(Page content transcription data)
◇ ◇ ◇ ◇

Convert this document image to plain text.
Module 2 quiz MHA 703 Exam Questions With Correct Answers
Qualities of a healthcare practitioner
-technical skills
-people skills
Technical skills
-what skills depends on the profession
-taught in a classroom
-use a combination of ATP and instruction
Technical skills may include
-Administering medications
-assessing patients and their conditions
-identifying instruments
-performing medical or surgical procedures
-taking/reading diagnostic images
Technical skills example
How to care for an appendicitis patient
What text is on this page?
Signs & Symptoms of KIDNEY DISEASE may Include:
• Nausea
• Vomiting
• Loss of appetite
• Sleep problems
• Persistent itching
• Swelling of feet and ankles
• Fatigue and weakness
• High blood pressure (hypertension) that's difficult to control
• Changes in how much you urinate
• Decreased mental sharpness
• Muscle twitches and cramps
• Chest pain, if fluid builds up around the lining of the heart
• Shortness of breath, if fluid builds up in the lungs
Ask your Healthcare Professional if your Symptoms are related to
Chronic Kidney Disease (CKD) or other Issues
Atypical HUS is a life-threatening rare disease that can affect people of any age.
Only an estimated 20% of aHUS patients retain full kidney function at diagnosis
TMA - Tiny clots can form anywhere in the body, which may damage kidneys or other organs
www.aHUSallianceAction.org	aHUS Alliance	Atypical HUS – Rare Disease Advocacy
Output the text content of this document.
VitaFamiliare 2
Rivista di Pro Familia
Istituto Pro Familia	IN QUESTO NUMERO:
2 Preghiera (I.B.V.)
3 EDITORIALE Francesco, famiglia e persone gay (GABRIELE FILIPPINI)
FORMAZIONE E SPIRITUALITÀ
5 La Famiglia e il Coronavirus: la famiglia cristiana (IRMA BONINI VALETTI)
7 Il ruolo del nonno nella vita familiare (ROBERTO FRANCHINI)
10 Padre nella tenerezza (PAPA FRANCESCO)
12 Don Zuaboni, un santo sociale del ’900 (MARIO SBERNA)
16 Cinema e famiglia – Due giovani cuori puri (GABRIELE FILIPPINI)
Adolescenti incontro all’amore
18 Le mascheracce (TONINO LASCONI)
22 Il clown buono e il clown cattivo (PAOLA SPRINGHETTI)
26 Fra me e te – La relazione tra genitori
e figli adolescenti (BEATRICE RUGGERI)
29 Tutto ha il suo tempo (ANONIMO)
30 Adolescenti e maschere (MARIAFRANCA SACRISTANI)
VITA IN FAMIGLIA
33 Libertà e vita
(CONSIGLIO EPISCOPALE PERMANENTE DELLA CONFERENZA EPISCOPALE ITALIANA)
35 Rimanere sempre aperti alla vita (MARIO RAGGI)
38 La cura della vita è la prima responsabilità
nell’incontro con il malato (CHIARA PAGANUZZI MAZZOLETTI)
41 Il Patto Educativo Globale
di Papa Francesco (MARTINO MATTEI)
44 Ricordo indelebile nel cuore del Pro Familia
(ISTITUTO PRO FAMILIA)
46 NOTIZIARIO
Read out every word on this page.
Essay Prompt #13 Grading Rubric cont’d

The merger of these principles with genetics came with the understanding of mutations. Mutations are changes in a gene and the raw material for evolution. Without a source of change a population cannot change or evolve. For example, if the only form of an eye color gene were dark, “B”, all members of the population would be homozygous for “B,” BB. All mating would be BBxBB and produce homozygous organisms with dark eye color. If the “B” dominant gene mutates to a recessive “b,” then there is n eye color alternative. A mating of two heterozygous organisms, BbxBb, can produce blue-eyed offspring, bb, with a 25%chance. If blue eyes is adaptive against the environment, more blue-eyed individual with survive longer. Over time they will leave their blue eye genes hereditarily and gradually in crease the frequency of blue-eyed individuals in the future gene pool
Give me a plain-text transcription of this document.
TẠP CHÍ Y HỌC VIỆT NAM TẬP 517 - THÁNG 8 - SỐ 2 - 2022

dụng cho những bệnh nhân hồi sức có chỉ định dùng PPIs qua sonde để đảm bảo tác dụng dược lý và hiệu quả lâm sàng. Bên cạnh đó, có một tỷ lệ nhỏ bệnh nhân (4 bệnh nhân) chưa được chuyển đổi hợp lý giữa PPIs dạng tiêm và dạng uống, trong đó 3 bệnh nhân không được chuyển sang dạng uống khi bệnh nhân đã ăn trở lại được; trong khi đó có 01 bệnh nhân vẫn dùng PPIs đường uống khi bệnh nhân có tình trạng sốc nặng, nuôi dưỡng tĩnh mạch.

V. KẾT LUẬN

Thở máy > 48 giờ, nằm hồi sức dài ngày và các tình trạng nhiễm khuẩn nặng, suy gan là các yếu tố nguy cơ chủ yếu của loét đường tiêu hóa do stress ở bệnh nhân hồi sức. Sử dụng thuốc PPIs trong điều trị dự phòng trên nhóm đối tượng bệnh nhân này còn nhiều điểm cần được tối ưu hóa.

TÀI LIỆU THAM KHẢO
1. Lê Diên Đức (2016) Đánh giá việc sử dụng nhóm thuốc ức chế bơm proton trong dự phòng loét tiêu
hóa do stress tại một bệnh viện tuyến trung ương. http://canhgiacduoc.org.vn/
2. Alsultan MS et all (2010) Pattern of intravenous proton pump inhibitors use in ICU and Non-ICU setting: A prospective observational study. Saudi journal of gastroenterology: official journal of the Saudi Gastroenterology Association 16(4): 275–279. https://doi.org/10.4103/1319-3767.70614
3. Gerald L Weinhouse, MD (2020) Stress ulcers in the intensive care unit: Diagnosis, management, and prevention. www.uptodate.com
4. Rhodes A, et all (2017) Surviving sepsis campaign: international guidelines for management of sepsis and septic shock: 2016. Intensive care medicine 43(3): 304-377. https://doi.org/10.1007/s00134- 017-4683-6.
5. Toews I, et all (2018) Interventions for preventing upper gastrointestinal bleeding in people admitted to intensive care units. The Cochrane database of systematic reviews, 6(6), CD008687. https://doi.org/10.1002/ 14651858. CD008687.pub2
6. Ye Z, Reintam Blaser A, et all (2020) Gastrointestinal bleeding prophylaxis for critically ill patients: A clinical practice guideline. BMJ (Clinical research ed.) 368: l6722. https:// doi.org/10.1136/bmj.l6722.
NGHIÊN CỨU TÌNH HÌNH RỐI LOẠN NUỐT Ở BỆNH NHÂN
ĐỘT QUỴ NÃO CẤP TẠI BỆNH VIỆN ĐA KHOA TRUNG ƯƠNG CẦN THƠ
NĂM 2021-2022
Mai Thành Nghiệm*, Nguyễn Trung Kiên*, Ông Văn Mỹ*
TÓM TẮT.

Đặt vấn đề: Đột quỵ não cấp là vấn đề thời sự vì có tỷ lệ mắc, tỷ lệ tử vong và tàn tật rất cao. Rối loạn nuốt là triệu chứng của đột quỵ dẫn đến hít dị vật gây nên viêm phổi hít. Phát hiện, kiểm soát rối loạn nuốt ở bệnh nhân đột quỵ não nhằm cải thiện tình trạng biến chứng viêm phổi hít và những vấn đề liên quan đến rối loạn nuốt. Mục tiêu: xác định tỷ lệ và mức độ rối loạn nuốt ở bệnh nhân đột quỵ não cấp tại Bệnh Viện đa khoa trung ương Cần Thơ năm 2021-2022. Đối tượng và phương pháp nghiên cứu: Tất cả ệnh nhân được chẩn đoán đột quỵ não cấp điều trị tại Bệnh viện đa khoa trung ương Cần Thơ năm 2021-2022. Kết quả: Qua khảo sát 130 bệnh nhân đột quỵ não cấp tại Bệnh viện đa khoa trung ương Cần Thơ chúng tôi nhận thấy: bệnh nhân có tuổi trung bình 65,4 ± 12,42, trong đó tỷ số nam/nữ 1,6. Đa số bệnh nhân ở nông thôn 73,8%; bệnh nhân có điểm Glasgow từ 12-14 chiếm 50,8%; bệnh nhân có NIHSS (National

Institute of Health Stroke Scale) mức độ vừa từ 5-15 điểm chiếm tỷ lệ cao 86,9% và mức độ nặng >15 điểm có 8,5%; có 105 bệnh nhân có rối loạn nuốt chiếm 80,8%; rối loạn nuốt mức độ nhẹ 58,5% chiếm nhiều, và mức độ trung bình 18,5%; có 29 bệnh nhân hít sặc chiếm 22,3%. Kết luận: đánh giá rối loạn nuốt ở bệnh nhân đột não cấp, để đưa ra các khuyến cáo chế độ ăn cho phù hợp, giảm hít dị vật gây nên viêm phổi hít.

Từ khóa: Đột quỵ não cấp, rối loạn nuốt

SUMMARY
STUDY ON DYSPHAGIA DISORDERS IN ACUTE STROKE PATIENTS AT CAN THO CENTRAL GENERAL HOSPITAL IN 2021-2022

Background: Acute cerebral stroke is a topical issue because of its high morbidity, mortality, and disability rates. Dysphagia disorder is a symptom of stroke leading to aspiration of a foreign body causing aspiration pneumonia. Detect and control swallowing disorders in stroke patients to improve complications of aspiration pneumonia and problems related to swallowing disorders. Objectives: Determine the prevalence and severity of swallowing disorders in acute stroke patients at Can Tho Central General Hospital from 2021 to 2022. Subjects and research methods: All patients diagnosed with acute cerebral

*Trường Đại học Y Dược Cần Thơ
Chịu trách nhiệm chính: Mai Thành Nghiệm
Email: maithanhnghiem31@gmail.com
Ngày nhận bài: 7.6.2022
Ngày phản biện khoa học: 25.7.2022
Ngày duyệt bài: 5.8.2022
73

◇ ◇ ◇ ◇

**Aim of the task**
Count every line of the data above that includes the word "điểm", then state the total and nothing more.

**Task response**
3